# [What the task asks]
All of the material should be reproduced exactly, with pictures left out.

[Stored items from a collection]
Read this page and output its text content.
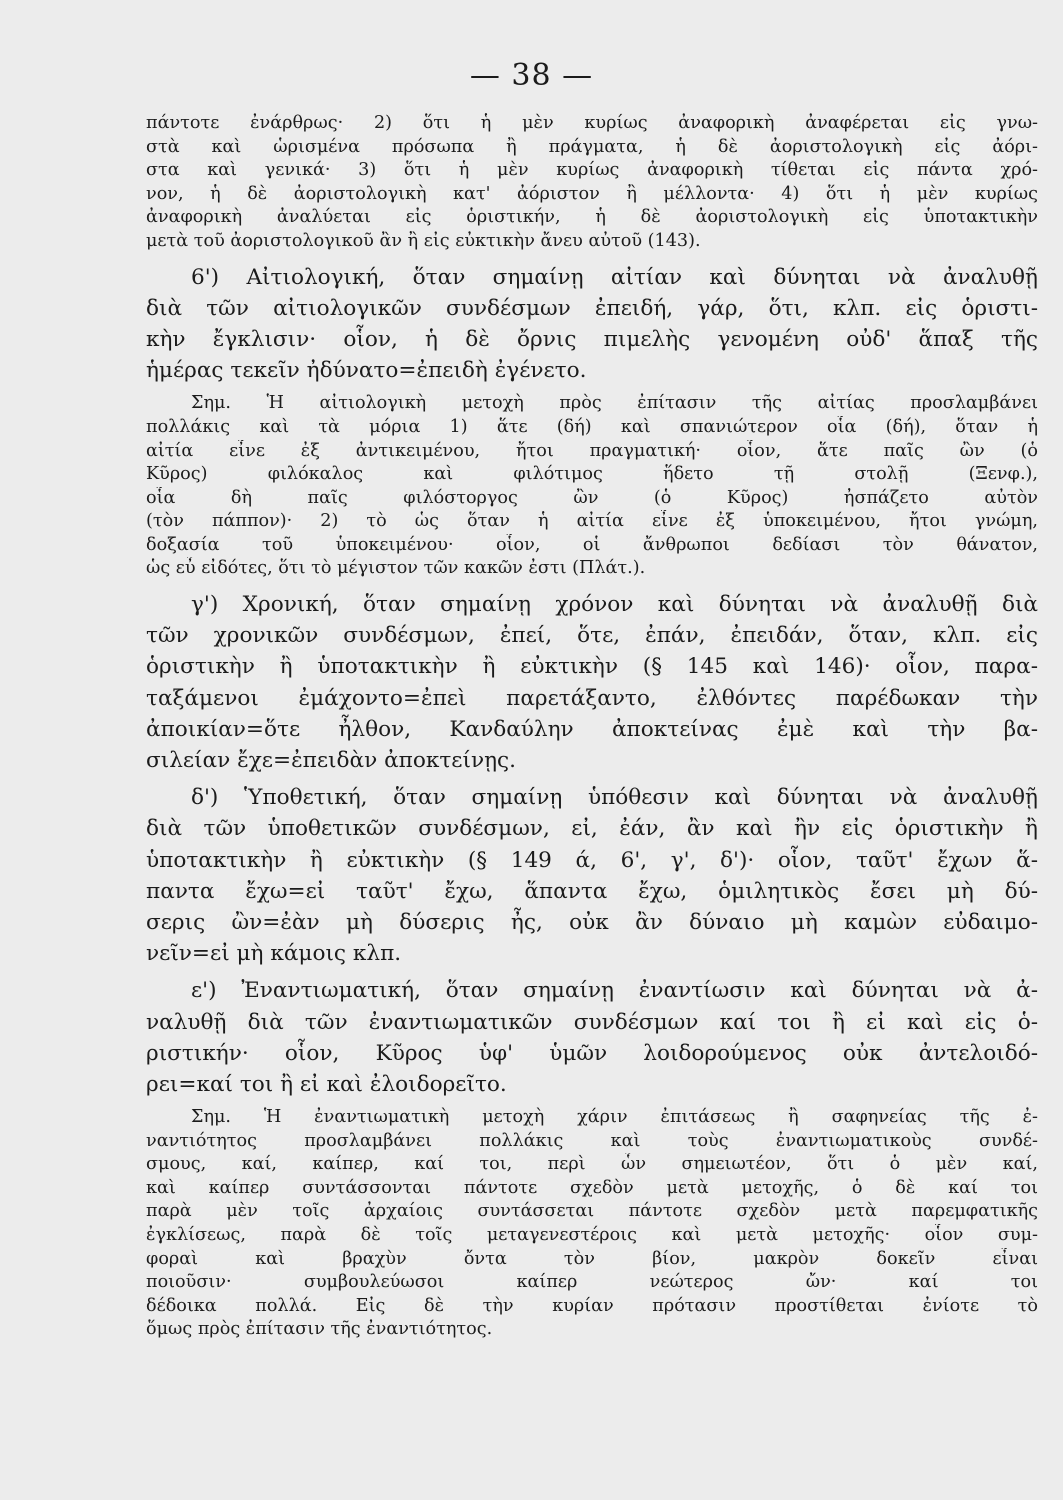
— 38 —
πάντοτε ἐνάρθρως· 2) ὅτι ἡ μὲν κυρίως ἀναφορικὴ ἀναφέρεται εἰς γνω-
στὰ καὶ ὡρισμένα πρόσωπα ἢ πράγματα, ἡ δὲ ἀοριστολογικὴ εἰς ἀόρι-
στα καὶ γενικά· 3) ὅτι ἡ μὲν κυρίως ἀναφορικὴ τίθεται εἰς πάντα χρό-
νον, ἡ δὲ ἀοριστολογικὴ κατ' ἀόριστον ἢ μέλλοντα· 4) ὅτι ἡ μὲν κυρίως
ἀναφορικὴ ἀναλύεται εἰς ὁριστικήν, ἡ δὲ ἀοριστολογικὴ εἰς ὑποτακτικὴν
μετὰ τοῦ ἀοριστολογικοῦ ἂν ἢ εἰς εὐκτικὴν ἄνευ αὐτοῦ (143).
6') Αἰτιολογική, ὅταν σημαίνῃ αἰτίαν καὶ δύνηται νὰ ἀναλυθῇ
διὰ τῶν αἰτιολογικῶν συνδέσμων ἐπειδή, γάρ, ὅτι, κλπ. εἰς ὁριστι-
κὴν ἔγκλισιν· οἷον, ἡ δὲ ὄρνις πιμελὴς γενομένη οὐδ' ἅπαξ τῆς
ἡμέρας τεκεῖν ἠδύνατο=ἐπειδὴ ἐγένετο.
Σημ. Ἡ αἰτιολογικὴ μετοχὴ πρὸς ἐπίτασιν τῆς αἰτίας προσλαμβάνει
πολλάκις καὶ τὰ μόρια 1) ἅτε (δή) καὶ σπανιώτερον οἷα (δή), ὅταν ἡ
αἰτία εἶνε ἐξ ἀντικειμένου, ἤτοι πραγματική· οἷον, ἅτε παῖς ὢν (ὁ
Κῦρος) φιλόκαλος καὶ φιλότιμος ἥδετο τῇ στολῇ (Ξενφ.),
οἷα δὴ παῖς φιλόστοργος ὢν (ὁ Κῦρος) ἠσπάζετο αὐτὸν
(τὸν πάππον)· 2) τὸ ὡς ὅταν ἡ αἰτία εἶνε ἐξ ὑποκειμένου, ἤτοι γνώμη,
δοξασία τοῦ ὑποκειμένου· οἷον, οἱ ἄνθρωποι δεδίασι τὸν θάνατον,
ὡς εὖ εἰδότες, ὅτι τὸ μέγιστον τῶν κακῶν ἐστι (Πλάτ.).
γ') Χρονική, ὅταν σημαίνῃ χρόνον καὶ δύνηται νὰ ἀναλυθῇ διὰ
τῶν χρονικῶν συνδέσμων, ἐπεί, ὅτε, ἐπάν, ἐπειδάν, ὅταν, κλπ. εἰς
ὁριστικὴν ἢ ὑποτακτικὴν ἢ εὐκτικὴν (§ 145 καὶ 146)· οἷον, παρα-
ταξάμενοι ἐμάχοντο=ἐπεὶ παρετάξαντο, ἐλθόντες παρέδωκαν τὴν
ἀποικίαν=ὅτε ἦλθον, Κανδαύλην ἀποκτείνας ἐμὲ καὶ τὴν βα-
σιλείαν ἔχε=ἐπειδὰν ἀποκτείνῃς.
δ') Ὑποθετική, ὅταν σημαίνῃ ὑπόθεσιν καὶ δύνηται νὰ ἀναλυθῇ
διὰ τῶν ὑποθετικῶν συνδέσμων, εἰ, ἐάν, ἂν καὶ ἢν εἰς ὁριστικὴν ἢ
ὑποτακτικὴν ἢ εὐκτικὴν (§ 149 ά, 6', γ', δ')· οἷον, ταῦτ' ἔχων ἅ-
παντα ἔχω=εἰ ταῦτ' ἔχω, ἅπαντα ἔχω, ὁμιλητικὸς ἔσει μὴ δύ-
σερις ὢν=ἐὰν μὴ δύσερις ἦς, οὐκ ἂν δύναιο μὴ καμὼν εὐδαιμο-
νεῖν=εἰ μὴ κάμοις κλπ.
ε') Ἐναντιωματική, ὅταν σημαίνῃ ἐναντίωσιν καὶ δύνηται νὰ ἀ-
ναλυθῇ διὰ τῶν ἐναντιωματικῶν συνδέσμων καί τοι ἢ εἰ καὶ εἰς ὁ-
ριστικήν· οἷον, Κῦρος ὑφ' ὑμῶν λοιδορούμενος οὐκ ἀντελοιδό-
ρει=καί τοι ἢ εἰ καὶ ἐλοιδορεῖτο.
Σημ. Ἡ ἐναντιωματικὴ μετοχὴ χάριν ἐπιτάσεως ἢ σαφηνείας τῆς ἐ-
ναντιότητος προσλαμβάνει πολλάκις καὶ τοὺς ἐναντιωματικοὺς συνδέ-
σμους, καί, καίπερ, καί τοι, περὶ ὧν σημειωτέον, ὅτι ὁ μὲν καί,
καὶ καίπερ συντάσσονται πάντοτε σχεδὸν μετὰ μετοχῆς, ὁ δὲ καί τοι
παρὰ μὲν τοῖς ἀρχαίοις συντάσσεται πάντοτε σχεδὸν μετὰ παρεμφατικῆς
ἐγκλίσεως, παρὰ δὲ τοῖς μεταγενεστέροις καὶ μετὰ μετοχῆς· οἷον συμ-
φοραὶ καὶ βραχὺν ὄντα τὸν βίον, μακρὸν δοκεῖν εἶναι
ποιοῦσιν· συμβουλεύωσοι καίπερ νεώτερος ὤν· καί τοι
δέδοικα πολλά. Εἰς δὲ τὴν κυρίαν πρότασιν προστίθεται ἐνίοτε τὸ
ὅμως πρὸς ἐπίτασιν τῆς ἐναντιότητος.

# [Reply to the task]
Read this page and output its text content.
— 38 —
πάντοτε ἐνάρθρως· 2) ὅτι ἡ μὲν κυρίως ἀναφορικὴ ἀναφέρεται εἰς γνω-
στὰ καὶ ὡρισμένα πρόσωπα ἢ πράγματα, ἡ δὲ ἀοριστολογικὴ εἰς ἀόρι-
στα καὶ γενικά· 3) ὅτι ἡ μὲν κυρίως ἀναφορικὴ τίθεται εἰς πάντα χρό-
νον, ἡ δὲ ἀοριστολογικὴ κατ' ἀόριστον ἢ μέλλοντα· 4) ὅτι ἡ μὲν κυρίως
ἀναφορικὴ ἀναλύεται εἰς ὁριστικήν, ἡ δὲ ἀοριστολογικὴ εἰς ὑποτακτικὴν
μετὰ τοῦ ἀοριστολογικοῦ ἂν ἢ εἰς εὐκτικὴν ἄνευ αὐτοῦ (143).
6') Αἰτιολογική, ὅταν σημαίνῃ αἰτίαν καὶ δύνηται νὰ ἀναλυθῇ
διὰ τῶν αἰτιολογικῶν συνδέσμων ἐπειδή, γάρ, ὅτι, κλπ. εἰς ὁριστι-
κὴν ἔγκλισιν· οἷον, ἡ δὲ ὄρνις πιμελὴς γενομένη οὐδ' ἅπαξ τῆς
ἡμέρας τεκεῖν ἠδύνατο=ἐπειδὴ ἐγένετο.
Σημ. Ἡ αἰτιολογικὴ μετοχὴ πρὸς ἐπίτασιν τῆς αἰτίας προσλαμβάνει
πολλάκις καὶ τὰ μόρια 1) ἅτε (δή) καὶ σπανιώτερον οἷα (δή), ὅταν ἡ
αἰτία εἶνε ἐξ ἀντικειμένου, ἤτοι πραγματική· οἷον, ἅτε παῖς ὢν (ὁ
Κῦρος) φιλόκαλος καὶ φιλότιμος ἥδετο τῇ στολῇ (Ξενφ.),
οἷα δὴ παῖς φιλόστοργος ὢν (ὁ Κῦρος) ἠσπάζετο αὐτὸν
(τὸν πάππον)· 2) τὸ ὡς ὅταν ἡ αἰτία εἶνε ἐξ ὑποκειμένου, ἤτοι γνώμη,
δοξασία τοῦ ὑποκειμένου· οἷον, οἱ ἄνθρωποι δεδίασι τὸν θάνατον,
ὡς εὖ εἰδότες, ὅτι τὸ μέγιστον τῶν κακῶν ἐστι (Πλάτ.).
γ') Χρονική, ὅταν σημαίνῃ χρόνον καὶ δύνηται νὰ ἀναλυθῇ διὰ
τῶν χρονικῶν συνδέσμων, ἐπεί, ὅτε, ἐπάν, ἐπειδάν, ὅταν, κλπ. εἰς
ὁριστικὴν ἢ ὑποτακτικὴν ἢ εὐκτικὴν (§ 145 καὶ 146)· οἷον, παρα-
ταξάμενοι ἐμάχοντο=ἐπεὶ παρετάξαντο, ἐλθόντες παρέδωκαν τὴν
ἀποικίαν=ὅτε ἦλθον, Κανδαύλην ἀποκτείνας ἐμὲ καὶ τὴν βα-
σιλείαν ἔχε=ἐπειδὰν ἀποκτείνῃς.
δ') Ὑποθετική, ὅταν σημαίνῃ ὑπόθεσιν καὶ δύνηται νὰ ἀναλυθῇ
διὰ τῶν ὑποθετικῶν συνδέσμων, εἰ, ἐάν, ἂν καὶ ἢν εἰς ὁριστικὴν ἢ
ὑποτακτικὴν ἢ εὐκτικὴν (§ 149 ά, 6', γ', δ')· οἷον, ταῦτ' ἔχων ἅ-
παντα ἔχω=εἰ ταῦτ' ἔχω, ἅπαντα ἔχω, ὁμιλητικὸς ἔσει μὴ δύ-
σερις ὢν=ἐὰν μὴ δύσερις ἦς, οὐκ ἂν δύναιο μὴ καμὼν εὐδαιμο-
νεῖν=εἰ μὴ κάμοις κλπ.
ε') Ἐναντιωματική, ὅταν σημαίνῃ ἐναντίωσιν καὶ δύνηται νὰ ἀ-
ναλυθῇ διὰ τῶν ἐναντιωματικῶν συνδέσμων καί τοι ἢ εἰ καὶ εἰς ὁ-
ριστικήν· οἷον, Κῦρος ὑφ' ὑμῶν λοιδορούμενος οὐκ ἀντελοιδό-
ρει=καί τοι ἢ εἰ καὶ ἐλοιδορεῖτο.
Σημ. Ἡ ἐναντιωματικὴ μετοχὴ χάριν ἐπιτάσεως ἢ σαφηνείας τῆς ἐ-
ναντιότητος προσλαμβάνει πολλάκις καὶ τοὺς ἐναντιωματικοὺς συνδέ-
σμους, καί, καίπερ, καί τοι, περὶ ὧν σημειωτέον, ὅτι ὁ μὲν καί,
καὶ καίπερ συντάσσονται πάντοτε σχεδὸν μετὰ μετοχῆς, ὁ δὲ καί τοι
παρὰ μὲν τοῖς ἀρχαίοις συντάσσεται πάντοτε σχεδὸν μετὰ παρεμφατικῆς
ἐγκλίσεως, παρὰ δὲ τοῖς μεταγενεστέροις καὶ μετὰ μετοχῆς· οἷον συμ-
φοραὶ καὶ βραχὺν ὄντα τὸν βίον, μακρὸν δοκεῖν εἶναι
ποιοῦσιν· συμβουλεύωσοι καίπερ νεώτερος ὤν· καί τοι
δέδοικα πολλά. Εἰς δὲ τὴν κυρίαν πρότασιν προστίθεται ἐνίοτε τὸ
ὅμως πρὸς ἐπίτασιν τῆς ἐναντιότητος.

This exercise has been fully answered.